### Records shown

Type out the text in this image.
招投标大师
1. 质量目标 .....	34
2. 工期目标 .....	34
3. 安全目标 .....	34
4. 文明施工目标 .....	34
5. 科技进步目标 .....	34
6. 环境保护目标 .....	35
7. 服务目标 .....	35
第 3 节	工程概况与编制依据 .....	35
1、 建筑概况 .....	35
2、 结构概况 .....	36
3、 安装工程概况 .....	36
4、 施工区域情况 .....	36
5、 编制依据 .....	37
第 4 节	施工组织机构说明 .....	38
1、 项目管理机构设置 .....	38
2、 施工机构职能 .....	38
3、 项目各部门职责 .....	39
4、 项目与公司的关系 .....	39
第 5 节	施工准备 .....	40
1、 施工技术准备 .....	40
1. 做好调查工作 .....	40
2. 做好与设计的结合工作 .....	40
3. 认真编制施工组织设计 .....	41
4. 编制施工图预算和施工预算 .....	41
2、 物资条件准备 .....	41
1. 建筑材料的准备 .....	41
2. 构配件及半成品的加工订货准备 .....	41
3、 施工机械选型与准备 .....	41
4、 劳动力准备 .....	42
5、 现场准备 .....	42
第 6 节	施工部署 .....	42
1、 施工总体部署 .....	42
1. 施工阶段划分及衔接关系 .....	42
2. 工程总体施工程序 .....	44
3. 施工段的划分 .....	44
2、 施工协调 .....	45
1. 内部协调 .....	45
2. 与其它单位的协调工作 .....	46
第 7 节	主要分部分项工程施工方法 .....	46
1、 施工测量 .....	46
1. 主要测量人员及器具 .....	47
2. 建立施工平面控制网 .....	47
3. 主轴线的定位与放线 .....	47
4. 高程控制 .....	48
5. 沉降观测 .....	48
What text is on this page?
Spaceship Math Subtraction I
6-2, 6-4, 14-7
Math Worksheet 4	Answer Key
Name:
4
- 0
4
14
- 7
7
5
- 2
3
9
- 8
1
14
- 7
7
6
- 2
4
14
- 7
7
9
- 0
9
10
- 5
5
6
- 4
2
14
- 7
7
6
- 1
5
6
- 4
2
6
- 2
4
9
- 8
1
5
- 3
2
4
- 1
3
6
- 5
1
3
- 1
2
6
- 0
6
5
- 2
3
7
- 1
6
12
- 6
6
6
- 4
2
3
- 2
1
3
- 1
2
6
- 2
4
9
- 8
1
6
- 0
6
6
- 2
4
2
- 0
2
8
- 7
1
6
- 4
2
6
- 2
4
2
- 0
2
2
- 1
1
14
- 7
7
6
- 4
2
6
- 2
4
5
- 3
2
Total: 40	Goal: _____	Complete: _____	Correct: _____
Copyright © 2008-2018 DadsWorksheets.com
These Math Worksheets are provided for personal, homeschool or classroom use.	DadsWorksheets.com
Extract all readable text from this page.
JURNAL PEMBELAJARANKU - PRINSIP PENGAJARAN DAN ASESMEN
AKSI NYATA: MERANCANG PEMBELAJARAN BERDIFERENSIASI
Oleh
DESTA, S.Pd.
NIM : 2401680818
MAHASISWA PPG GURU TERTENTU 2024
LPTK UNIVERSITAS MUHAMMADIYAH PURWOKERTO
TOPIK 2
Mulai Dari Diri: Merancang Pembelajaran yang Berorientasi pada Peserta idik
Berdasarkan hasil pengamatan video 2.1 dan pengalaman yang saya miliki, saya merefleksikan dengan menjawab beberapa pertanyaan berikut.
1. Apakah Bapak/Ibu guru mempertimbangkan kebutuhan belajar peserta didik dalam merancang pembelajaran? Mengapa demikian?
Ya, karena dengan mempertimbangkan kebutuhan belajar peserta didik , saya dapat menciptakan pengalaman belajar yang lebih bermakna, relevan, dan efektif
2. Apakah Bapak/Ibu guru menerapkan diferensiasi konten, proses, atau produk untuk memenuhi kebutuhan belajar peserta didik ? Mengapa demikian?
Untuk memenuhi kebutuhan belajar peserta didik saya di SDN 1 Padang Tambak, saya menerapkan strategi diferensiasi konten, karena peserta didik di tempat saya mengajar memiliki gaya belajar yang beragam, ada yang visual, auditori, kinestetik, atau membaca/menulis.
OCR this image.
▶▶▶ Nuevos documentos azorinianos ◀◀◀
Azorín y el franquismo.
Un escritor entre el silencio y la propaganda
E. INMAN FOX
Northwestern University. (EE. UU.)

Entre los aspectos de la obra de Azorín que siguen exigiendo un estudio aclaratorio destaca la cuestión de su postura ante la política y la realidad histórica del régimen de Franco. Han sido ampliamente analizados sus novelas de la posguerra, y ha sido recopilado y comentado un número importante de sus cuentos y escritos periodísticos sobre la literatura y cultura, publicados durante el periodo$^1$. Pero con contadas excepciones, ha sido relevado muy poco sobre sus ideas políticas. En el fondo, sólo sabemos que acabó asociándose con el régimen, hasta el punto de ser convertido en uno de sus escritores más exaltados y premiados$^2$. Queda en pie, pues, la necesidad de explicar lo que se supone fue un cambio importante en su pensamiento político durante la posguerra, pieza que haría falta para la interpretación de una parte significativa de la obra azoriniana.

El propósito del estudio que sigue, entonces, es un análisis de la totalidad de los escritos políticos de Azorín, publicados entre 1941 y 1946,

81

### Exercise details
Tally the lines containing "karena". Provide the number without any other words.

### Written solution
2